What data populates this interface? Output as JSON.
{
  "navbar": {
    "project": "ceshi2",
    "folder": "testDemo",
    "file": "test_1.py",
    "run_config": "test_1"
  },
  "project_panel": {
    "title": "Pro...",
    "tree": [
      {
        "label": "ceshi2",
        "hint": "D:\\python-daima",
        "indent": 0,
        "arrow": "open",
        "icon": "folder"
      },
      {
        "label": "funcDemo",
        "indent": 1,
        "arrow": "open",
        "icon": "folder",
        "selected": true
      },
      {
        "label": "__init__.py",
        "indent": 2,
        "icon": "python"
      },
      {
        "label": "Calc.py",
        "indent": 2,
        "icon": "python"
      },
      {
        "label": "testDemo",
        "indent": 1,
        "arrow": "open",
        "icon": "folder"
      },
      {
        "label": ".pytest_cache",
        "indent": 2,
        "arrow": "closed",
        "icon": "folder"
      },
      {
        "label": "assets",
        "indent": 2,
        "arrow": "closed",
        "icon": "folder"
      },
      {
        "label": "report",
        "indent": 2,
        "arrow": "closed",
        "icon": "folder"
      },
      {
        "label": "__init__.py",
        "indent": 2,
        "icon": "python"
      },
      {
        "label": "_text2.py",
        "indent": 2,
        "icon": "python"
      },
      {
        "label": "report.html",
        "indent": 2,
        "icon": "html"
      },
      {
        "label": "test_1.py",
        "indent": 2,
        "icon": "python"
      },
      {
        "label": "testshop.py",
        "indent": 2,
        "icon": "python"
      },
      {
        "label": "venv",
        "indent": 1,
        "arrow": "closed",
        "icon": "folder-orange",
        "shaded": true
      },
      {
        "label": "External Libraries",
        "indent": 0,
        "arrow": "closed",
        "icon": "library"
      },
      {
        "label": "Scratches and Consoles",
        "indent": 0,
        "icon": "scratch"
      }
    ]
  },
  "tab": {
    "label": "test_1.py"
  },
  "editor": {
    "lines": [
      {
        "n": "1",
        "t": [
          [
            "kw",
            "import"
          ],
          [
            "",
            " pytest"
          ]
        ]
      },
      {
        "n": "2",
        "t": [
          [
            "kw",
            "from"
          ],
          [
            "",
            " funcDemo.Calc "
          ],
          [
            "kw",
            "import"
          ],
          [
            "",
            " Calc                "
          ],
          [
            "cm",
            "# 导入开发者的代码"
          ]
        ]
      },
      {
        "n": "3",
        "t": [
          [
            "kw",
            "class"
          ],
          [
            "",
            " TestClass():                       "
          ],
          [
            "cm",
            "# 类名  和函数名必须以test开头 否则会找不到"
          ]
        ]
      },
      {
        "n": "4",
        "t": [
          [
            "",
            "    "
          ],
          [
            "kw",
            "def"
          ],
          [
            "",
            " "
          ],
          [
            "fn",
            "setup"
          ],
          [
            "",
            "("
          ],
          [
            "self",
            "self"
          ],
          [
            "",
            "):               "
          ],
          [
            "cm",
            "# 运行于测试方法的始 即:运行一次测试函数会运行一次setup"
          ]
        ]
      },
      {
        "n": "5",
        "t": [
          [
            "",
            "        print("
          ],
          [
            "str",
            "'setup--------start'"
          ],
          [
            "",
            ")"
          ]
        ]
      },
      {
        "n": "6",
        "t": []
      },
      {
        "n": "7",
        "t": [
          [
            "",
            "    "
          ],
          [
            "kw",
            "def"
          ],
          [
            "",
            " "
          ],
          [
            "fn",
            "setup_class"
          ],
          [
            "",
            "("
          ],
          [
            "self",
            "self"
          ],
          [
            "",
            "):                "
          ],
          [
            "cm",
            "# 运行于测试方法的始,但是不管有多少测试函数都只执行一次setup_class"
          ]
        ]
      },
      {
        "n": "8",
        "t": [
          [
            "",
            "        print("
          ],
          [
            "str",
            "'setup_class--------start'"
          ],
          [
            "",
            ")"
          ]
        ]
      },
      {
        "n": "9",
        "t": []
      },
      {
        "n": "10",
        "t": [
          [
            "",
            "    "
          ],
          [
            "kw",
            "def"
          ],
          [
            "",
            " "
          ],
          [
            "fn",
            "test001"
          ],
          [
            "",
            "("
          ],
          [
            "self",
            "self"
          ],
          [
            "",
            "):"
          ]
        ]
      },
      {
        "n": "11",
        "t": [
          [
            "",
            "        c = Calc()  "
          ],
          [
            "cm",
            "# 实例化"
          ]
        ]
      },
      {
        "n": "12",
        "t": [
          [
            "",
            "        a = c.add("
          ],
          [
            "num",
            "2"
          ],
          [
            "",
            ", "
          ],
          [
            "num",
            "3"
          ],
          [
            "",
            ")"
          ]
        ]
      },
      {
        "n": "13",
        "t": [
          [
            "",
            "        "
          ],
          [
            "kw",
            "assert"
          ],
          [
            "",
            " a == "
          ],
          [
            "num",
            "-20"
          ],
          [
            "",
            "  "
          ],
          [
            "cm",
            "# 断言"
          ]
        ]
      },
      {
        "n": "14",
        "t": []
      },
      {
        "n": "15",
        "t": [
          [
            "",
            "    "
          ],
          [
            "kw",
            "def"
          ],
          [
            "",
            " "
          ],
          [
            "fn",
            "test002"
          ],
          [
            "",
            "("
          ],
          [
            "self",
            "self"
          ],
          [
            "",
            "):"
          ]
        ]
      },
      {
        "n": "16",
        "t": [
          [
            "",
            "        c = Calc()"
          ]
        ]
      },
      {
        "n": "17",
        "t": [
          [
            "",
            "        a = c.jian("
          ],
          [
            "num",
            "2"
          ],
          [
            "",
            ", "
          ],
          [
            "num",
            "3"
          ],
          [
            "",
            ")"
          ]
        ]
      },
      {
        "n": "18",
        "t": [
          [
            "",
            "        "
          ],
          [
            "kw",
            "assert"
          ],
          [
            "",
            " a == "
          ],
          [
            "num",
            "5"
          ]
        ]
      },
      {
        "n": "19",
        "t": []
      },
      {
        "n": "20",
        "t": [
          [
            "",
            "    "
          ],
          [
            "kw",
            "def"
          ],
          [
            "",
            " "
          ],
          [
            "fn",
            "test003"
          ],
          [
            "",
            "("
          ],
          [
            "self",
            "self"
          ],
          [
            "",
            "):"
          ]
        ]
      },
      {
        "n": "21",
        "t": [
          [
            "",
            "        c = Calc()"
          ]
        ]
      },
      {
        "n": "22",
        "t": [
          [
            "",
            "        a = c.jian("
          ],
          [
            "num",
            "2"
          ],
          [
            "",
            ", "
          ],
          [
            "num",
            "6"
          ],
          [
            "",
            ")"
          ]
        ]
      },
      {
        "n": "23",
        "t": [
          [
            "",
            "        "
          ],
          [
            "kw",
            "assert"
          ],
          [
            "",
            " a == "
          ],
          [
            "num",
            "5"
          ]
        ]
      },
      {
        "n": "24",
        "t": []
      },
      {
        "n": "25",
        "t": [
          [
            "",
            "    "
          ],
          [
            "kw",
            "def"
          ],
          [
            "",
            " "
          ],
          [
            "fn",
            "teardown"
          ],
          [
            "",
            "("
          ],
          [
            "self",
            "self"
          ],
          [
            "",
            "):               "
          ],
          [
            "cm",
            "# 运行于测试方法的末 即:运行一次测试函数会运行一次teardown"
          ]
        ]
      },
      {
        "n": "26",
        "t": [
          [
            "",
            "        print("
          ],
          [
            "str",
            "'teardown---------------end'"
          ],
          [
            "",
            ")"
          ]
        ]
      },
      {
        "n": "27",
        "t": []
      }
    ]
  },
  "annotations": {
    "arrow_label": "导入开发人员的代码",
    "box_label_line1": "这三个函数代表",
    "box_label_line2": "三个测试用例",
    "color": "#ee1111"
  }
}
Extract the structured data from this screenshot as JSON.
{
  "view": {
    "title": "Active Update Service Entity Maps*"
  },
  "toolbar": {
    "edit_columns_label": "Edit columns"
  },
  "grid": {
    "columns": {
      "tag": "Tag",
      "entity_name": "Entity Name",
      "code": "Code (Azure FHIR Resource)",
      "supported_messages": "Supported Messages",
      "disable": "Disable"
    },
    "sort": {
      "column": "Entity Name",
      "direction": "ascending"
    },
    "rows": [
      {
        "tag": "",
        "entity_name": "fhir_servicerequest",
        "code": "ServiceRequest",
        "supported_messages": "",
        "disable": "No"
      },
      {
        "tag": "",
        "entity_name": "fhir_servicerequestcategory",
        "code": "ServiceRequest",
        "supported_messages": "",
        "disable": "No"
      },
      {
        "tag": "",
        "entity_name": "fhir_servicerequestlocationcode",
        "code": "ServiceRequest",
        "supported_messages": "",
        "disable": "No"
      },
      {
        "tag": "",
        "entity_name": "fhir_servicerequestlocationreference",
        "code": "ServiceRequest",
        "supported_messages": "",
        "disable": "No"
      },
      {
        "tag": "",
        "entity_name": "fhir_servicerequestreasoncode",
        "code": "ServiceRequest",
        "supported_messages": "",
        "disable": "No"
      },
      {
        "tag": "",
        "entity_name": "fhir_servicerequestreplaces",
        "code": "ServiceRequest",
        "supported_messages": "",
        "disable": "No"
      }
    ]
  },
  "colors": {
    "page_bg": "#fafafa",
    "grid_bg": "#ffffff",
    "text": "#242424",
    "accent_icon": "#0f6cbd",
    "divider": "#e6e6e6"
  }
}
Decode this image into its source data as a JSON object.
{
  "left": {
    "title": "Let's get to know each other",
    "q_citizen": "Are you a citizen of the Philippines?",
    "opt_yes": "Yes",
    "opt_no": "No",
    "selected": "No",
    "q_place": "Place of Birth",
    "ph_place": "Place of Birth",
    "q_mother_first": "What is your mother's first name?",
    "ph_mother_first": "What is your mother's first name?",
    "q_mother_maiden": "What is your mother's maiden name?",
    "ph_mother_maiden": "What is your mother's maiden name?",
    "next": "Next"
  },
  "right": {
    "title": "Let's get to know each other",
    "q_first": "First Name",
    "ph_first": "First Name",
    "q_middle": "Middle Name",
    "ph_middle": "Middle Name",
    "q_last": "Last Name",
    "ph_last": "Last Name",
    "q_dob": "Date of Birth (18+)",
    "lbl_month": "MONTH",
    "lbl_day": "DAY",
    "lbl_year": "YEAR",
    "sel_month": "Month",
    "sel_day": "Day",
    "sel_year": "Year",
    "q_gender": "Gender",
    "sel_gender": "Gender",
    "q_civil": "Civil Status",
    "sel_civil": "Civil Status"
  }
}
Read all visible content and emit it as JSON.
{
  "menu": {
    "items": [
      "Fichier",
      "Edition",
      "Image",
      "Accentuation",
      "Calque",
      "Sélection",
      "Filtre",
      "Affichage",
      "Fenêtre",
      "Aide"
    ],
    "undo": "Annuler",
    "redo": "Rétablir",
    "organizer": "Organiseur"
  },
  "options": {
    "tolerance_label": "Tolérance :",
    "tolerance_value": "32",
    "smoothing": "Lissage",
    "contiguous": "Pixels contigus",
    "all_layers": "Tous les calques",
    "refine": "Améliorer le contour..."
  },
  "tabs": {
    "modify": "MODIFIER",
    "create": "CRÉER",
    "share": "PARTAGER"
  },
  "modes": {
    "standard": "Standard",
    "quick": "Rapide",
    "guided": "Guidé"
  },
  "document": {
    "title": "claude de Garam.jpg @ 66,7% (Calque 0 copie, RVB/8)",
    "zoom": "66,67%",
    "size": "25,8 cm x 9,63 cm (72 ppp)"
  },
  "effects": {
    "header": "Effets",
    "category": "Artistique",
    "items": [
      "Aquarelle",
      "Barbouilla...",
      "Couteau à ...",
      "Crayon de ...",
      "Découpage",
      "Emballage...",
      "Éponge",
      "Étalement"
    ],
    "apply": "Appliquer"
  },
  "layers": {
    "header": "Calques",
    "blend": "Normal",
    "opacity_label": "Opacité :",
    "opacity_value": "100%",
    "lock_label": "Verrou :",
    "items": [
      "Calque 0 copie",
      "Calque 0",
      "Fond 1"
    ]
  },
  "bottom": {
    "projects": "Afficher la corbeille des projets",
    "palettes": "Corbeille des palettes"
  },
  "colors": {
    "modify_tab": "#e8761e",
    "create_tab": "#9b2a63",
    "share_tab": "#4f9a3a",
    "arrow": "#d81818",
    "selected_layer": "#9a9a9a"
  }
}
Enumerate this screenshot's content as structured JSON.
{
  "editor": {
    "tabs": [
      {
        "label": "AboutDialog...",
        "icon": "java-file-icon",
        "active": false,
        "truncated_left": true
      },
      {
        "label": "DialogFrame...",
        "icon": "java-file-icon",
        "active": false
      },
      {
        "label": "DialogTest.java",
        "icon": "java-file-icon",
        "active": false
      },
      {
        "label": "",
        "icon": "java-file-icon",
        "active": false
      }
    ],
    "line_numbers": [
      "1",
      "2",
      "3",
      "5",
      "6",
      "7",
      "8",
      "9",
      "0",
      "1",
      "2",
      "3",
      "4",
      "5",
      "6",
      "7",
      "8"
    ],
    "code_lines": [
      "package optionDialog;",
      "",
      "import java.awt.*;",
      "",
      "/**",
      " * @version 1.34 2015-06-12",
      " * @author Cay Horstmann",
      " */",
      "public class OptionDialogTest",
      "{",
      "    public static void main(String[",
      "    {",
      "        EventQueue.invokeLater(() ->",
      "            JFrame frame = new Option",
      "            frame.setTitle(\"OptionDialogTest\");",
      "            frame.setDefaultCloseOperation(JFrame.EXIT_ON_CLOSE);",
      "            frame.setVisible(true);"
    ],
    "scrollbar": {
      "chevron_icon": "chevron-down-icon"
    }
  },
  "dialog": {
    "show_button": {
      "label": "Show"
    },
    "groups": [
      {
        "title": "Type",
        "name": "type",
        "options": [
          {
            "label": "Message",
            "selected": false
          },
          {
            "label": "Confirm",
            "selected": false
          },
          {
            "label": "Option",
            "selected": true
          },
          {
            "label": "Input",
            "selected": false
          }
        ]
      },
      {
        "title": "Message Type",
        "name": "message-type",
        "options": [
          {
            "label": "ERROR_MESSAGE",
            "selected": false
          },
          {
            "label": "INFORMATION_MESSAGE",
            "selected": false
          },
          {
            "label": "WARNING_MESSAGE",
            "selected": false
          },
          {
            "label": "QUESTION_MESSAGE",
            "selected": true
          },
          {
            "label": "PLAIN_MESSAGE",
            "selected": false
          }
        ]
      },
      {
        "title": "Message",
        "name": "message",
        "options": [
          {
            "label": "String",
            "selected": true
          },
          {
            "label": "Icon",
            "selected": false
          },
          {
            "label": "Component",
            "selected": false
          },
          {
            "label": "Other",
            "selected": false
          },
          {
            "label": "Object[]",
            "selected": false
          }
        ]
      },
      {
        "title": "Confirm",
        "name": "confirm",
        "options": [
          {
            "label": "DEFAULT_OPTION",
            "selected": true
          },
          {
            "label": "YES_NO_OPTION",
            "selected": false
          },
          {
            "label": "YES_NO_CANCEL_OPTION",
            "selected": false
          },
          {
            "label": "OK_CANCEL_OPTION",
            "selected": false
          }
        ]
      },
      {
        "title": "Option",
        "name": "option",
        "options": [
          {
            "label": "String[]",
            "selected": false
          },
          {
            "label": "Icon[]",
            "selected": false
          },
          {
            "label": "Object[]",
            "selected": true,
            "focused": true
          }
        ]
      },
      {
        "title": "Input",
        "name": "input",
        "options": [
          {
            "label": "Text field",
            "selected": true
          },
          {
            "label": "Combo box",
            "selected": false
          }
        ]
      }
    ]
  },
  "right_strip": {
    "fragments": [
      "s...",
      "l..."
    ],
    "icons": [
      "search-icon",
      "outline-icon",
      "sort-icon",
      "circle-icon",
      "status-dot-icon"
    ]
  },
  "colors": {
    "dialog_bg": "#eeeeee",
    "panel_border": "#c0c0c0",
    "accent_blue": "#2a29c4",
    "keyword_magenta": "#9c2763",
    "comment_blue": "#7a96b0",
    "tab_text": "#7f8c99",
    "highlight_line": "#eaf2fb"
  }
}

════════════════

— Written problem —
Where a line holds the string "mother", copy that line.

— Complete output —
    "q_mother_first": "What is your mother's first name?",
    "ph_mother_first": "What is your mother's first name?",
    "q_mother_maiden": "What is your mother's maiden name?",
    "ph_mother_maiden": "What is your mother's maiden name?",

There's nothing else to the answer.